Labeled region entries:
┌────────

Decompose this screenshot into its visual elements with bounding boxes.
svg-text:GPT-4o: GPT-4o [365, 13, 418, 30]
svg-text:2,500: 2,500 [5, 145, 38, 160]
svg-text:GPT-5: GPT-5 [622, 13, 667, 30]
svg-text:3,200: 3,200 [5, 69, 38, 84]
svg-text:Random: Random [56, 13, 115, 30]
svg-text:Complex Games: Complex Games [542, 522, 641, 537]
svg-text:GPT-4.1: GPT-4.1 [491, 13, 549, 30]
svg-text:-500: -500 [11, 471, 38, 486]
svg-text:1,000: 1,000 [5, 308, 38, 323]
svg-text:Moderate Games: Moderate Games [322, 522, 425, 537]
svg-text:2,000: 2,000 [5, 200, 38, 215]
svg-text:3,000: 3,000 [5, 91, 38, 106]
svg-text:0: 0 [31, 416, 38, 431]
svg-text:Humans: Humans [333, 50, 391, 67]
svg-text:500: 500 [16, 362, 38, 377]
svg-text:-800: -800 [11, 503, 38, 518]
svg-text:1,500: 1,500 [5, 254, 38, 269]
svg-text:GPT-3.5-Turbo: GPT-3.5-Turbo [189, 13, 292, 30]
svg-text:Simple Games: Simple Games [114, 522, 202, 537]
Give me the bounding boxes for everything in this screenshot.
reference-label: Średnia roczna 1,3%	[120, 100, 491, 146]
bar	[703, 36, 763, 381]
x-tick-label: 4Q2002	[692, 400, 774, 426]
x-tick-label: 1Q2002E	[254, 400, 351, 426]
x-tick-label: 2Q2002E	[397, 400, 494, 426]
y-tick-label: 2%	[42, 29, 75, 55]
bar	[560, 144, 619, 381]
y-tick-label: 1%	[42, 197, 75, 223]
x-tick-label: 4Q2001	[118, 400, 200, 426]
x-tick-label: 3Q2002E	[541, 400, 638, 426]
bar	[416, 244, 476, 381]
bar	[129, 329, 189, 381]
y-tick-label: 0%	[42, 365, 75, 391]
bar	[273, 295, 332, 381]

└────────

DIRECTIVE — Copy every line of the records above word for word, keeping their order.

OUTPUT OF THE EXERCISE —
Decompose this screenshot into its visual elements with bounding boxes.
svg-text:GPT-4o: GPT-4o [365, 13, 418, 30]
svg-text:2,500: 2,500 [5, 145, 38, 160]
svg-text:GPT-5: GPT-5 [622, 13, 667, 30]
svg-text:3,200: 3,200 [5, 69, 38, 84]
svg-text:Random: Random [56, 13, 115, 30]
svg-text:Complex Games: Complex Games [542, 522, 641, 537]
svg-text:GPT-4.1: GPT-4.1 [491, 13, 549, 30]
svg-text:-500: -500 [11, 471, 38, 486]
svg-text:1,000: 1,000 [5, 308, 38, 323]
svg-text:Moderate Games: Moderate Games [322, 522, 425, 537]
svg-text:2,000: 2,000 [5, 200, 38, 215]
svg-text:3,000: 3,000 [5, 91, 38, 106]
svg-text:0: 0 [31, 416, 38, 431]
svg-text:Humans: Humans [333, 50, 391, 67]
svg-text:500: 500 [16, 362, 38, 377]
svg-text:-800: -800 [11, 503, 38, 518]
svg-text:1,500: 1,500 [5, 254, 38, 269]
svg-text:GPT-3.5-Turbo: GPT-3.5-Turbo [189, 13, 292, 30]
svg-text:Simple Games: Simple Games [114, 522, 202, 537]
Give me the bounding boxes for everything in this screenshot.
reference-label: Średnia roczna 1,3%	[120, 100, 491, 146]
bar	[703, 36, 763, 381]
x-tick-label: 4Q2002	[692, 400, 774, 426]
x-tick-label: 1Q2002E	[254, 400, 351, 426]
x-tick-label: 2Q2002E	[397, 400, 494, 426]
y-tick-label: 2%	[42, 29, 75, 55]
bar	[560, 144, 619, 381]
y-tick-label: 1%	[42, 197, 75, 223]
x-tick-label: 4Q2001	[118, 400, 200, 426]
x-tick-label: 3Q2002E	[541, 400, 638, 426]
bar	[416, 244, 476, 381]
bar	[129, 329, 189, 381]
y-tick-label: 0%	[42, 365, 75, 391]
bar	[273, 295, 332, 381]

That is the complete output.